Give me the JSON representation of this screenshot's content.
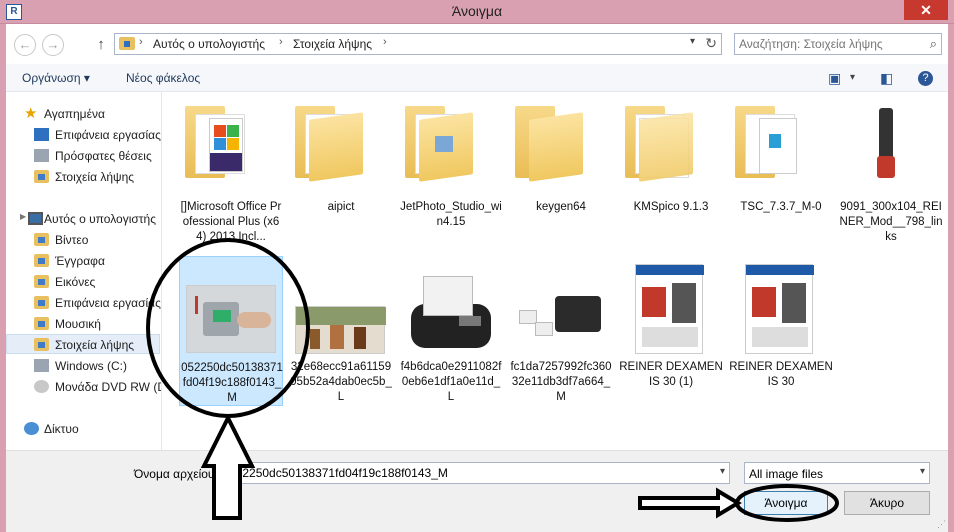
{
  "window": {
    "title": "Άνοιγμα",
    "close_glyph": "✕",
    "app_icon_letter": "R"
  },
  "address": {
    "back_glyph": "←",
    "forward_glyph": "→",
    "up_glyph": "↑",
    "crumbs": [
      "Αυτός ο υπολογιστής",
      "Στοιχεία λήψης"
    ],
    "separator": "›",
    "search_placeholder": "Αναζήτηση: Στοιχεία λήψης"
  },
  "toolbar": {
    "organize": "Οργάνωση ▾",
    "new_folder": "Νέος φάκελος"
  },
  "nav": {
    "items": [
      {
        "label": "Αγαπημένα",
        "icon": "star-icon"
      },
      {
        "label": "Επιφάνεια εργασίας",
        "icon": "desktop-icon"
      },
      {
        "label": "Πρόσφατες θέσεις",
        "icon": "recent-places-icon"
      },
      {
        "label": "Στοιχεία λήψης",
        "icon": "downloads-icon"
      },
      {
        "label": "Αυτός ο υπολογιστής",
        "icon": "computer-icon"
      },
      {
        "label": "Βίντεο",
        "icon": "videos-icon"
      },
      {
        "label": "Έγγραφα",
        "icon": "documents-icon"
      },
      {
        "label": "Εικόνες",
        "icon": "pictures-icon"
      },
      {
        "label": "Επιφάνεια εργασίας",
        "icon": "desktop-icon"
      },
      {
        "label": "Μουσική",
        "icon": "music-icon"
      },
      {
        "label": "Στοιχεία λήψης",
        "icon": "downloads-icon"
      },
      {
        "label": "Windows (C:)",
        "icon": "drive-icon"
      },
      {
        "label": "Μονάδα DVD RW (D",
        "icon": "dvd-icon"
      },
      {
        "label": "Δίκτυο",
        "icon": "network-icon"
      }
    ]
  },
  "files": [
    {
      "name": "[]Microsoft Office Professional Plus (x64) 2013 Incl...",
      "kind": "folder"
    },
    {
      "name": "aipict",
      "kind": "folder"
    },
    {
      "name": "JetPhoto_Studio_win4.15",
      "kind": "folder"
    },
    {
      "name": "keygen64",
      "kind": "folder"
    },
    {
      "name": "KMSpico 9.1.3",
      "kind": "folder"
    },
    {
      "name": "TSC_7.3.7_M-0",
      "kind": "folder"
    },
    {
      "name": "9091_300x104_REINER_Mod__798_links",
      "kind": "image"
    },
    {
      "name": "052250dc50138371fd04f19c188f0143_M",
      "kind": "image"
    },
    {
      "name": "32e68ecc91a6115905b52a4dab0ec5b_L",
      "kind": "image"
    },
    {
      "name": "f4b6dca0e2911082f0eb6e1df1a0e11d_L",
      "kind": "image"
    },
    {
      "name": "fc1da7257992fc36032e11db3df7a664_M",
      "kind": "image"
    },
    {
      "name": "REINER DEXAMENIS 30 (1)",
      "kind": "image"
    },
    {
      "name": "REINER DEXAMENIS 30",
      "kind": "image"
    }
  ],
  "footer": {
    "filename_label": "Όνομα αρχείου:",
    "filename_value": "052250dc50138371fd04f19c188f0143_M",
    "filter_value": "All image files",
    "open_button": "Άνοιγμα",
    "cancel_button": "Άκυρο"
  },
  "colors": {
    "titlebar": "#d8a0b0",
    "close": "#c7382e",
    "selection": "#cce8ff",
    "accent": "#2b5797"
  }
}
-------
YOUR GOAL >>
Return the entries unchanged, save for the pictures, which do not belong in the copy.

THE RESPONSE >>
Give me the JSON representation of this screenshot's content.
{
  "window": {
    "title": "Άνοιγμα",
    "close_glyph": "✕",
    "app_icon_letter": "R"
  },
  "address": {
    "back_glyph": "←",
    "forward_glyph": "→",
    "up_glyph": "↑",
    "crumbs": [
      "Αυτός ο υπολογιστής",
      "Στοιχεία λήψης"
    ],
    "separator": "›",
    "search_placeholder": "Αναζήτηση: Στοιχεία λήψης"
  },
  "toolbar": {
    "organize": "Οργάνωση ▾",
    "new_folder": "Νέος φάκελος"
  },
  "nav": {
    "items": [
      {
        "label": "Αγαπημένα",
        "icon": "star-icon"
      },
      {
        "label": "Επιφάνεια εργασίας",
        "icon": "desktop-icon"
      },
      {
        "label": "Πρόσφατες θέσεις",
        "icon": "recent-places-icon"
      },
      {
        "label": "Στοιχεία λήψης",
        "icon": "downloads-icon"
      },
      {
        "label": "Αυτός ο υπολογιστής",
        "icon": "computer-icon"
      },
      {
        "label": "Βίντεο",
        "icon": "videos-icon"
      },
      {
        "label": "Έγγραφα",
        "icon": "documents-icon"
      },
      {
        "label": "Εικόνες",
        "icon": "pictures-icon"
      },
      {
        "label": "Επιφάνεια εργασίας",
        "icon": "desktop-icon"
      },
      {
        "label": "Μουσική",
        "icon": "music-icon"
      },
      {
        "label": "Στοιχεία λήψης",
        "icon": "downloads-icon"
      },
      {
        "label": "Windows (C:)",
        "icon": "drive-icon"
      },
      {
        "label": "Μονάδα DVD RW (D",
        "icon": "dvd-icon"
      },
      {
        "label": "Δίκτυο",
        "icon": "network-icon"
      }
    ]
  },
  "files": [
    {
      "name": "[]Microsoft Office Professional Plus (x64) 2013 Incl...",
      "kind": "folder"
    },
    {
      "name": "aipict",
      "kind": "folder"
    },
    {
      "name": "JetPhoto_Studio_win4.15",
      "kind": "folder"
    },
    {
      "name": "keygen64",
      "kind": "folder"
    },
    {
      "name": "KMSpico 9.1.3",
      "kind": "folder"
    },
    {
      "name": "TSC_7.3.7_M-0",
      "kind": "folder"
    },
    {
      "name": "9091_300x104_REINER_Mod__798_links",
      "kind": "image"
    },
    {
      "name": "052250dc50138371fd04f19c188f0143_M",
      "kind": "image"
    },
    {
      "name": "32e68ecc91a6115905b52a4dab0ec5b_L",
      "kind": "image"
    },
    {
      "name": "f4b6dca0e2911082f0eb6e1df1a0e11d_L",
      "kind": "image"
    },
    {
      "name": "fc1da7257992fc36032e11db3df7a664_M",
      "kind": "image"
    },
    {
      "name": "REINER DEXAMENIS 30 (1)",
      "kind": "image"
    },
    {
      "name": "REINER DEXAMENIS 30",
      "kind": "image"
    }
  ],
  "footer": {
    "filename_label": "Όνομα αρχείου:",
    "filename_value": "052250dc50138371fd04f19c188f0143_M",
    "filter_value": "All image files",
    "open_button": "Άνοιγμα",
    "cancel_button": "Άκυρο"
  },
  "colors": {
    "titlebar": "#d8a0b0",
    "close": "#c7382e",
    "selection": "#cce8ff",
    "accent": "#2b5797"
  }
}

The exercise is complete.